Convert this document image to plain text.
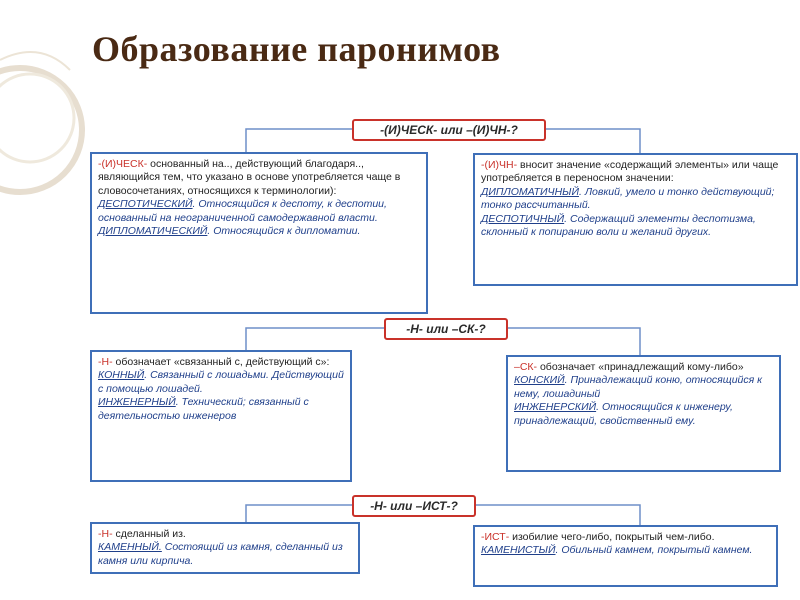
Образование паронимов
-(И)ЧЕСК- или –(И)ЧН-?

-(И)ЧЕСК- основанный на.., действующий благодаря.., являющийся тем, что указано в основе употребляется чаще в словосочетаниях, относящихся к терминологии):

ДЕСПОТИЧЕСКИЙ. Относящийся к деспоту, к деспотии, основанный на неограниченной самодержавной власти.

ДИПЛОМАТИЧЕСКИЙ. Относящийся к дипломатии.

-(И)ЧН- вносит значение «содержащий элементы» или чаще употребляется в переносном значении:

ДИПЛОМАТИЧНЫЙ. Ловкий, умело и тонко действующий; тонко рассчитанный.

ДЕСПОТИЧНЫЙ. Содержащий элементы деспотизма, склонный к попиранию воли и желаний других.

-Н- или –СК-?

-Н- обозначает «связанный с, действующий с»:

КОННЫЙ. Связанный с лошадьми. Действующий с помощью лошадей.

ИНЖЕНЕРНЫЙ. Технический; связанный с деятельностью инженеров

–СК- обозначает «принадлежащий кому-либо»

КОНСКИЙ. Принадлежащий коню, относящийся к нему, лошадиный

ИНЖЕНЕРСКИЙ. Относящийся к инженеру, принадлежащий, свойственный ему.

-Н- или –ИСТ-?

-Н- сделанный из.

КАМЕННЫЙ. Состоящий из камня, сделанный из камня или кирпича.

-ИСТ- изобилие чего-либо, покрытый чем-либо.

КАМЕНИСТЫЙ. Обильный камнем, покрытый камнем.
════════
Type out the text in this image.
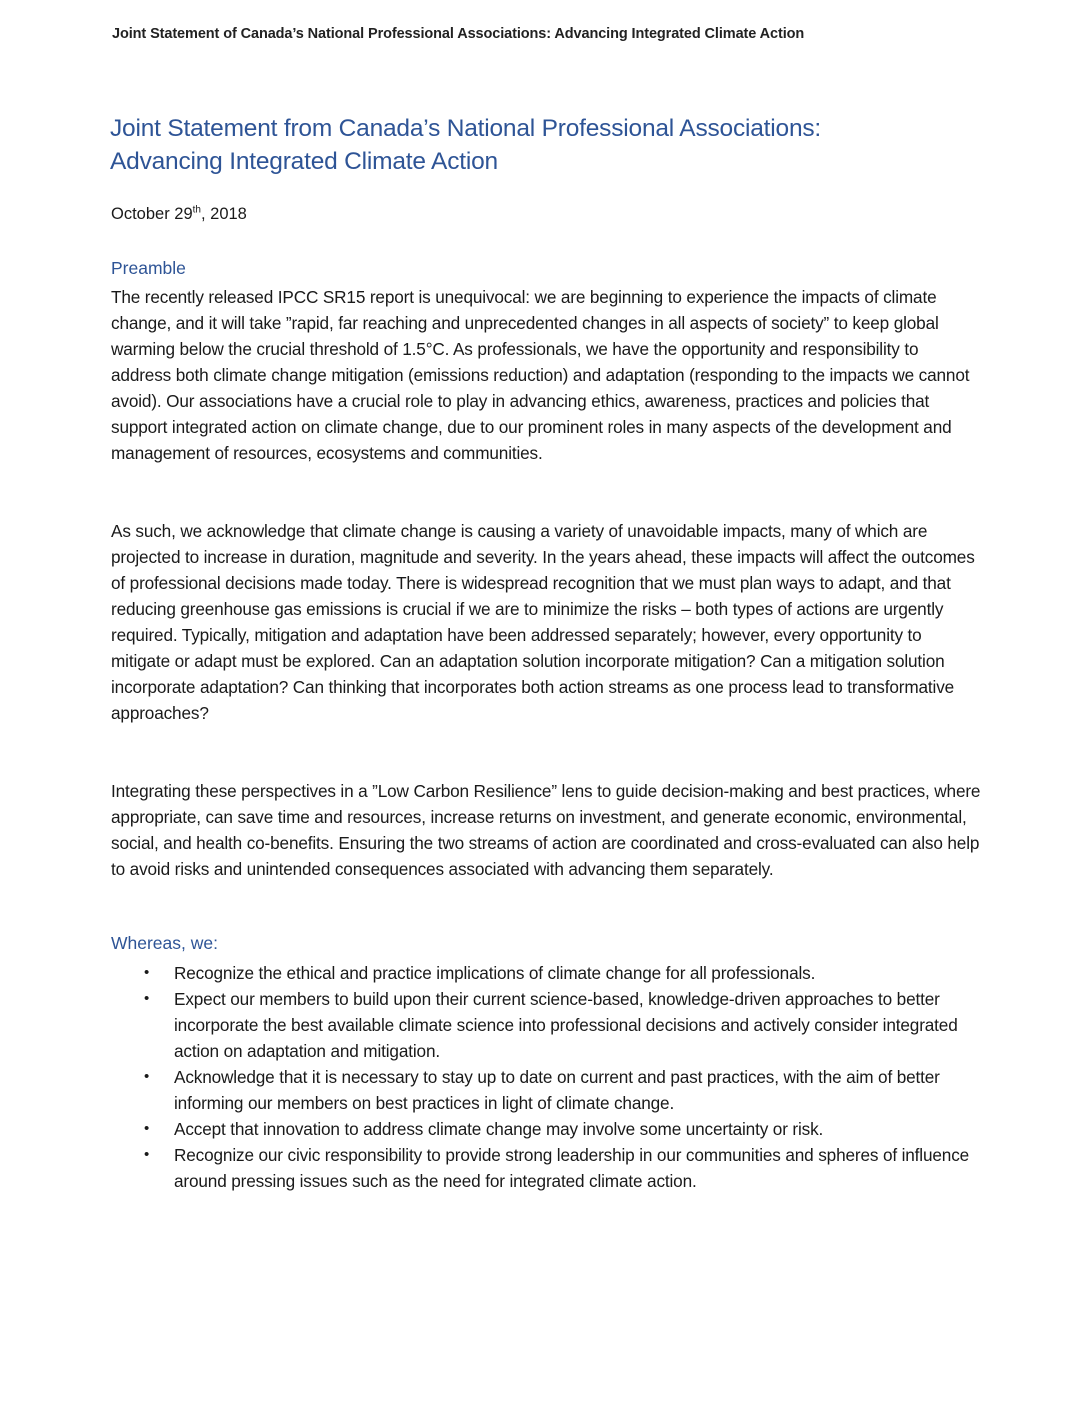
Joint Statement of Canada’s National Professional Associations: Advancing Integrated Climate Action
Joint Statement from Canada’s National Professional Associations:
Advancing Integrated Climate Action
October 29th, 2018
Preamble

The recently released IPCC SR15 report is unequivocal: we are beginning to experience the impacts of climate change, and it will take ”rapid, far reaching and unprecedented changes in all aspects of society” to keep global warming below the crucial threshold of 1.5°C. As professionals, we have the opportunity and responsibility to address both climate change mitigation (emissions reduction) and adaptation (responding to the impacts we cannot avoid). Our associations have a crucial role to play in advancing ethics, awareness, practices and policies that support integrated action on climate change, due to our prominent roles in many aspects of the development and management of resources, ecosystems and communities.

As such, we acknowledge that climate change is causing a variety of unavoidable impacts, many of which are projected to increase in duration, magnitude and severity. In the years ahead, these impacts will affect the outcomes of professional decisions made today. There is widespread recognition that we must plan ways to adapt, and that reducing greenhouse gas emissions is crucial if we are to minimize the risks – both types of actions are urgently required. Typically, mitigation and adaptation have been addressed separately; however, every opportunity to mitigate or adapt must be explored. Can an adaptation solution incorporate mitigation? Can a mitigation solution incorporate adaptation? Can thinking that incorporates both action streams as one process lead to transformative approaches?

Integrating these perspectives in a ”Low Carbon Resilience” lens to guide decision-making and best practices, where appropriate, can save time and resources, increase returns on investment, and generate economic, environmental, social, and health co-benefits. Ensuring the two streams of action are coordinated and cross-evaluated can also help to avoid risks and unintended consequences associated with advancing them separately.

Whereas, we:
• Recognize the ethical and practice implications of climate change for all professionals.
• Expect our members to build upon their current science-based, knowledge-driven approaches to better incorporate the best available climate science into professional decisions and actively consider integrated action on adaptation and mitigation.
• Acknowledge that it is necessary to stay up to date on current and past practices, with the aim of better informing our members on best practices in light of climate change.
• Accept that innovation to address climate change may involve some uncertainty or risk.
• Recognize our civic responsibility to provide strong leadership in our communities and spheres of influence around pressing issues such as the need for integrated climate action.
════════
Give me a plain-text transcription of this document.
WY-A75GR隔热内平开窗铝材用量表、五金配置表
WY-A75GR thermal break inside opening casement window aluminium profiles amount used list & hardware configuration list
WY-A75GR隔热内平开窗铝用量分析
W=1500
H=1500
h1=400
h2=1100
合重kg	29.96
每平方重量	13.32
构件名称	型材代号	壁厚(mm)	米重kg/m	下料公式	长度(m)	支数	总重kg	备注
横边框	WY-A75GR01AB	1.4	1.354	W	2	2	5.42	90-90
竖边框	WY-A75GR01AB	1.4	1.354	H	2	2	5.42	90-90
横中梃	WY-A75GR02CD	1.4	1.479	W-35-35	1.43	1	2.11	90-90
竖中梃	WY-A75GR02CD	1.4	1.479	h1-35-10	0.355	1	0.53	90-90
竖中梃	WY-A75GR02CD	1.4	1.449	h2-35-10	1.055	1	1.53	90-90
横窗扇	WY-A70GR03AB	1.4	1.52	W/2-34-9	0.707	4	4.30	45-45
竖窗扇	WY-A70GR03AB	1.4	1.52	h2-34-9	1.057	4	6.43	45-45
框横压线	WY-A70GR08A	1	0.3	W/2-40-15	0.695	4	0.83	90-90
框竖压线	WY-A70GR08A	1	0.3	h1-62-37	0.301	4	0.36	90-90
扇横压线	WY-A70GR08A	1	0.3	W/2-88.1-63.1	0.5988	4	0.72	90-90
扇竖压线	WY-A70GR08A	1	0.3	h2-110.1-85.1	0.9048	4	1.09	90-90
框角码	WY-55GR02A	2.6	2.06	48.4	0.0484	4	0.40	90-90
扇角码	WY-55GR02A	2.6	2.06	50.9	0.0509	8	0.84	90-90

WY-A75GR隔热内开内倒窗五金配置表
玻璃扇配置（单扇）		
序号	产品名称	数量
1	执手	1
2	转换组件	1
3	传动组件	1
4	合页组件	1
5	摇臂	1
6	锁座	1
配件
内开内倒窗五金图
════════
• _THE PROBLEM_
Only lines with the string "document" belong in your answer; copy each one.

• _ANSWER BELOW_
Convert this document image to plain text.
Give me a plain-text transcription of this document.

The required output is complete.